--- Exercise instructions ---
Find each line with the word "title" and say how many there are, nothing else.
>> start Given records
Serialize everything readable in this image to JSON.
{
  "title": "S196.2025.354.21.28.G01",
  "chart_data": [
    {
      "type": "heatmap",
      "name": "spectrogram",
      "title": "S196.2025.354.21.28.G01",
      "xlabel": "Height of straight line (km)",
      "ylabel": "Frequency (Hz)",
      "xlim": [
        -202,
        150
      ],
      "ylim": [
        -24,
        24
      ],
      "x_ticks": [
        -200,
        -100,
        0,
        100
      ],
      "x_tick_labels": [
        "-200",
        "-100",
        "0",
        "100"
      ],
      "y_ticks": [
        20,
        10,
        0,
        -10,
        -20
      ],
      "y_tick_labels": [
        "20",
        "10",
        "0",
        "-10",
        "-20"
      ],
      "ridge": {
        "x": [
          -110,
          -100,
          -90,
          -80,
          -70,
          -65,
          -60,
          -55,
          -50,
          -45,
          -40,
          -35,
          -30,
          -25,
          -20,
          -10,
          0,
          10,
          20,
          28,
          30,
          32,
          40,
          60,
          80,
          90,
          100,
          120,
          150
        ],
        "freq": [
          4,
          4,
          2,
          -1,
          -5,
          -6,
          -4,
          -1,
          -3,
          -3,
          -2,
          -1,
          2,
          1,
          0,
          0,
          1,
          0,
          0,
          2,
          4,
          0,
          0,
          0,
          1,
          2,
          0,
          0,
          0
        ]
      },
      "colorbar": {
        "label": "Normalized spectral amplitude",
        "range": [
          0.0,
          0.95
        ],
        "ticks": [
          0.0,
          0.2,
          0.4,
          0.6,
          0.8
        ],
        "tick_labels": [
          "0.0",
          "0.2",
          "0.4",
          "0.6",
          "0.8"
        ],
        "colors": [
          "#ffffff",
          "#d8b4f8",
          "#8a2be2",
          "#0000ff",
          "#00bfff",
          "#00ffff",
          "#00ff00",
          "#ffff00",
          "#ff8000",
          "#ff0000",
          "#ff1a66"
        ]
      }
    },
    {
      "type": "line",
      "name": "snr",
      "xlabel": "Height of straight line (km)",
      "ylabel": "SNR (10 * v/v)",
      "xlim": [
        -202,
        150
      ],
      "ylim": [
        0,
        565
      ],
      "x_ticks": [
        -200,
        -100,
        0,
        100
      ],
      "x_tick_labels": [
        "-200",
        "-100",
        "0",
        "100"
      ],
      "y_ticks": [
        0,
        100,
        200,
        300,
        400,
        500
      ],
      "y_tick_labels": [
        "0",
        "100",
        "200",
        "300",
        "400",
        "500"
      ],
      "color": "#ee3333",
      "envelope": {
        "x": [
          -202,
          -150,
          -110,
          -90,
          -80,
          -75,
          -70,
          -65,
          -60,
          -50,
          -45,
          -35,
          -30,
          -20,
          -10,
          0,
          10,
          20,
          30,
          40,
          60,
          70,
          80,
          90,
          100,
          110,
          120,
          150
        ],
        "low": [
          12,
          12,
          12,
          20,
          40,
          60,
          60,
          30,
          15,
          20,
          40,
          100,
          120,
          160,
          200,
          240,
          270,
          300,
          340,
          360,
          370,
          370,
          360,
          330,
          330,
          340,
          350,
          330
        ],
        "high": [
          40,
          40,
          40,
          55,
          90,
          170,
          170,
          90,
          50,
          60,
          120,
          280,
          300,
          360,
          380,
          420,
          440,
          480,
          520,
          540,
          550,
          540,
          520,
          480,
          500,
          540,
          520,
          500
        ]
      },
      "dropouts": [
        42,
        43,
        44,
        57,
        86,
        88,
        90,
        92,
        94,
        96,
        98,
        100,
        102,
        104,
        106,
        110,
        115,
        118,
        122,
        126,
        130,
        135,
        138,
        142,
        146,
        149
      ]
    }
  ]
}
>> end Given records
--- Result ---
2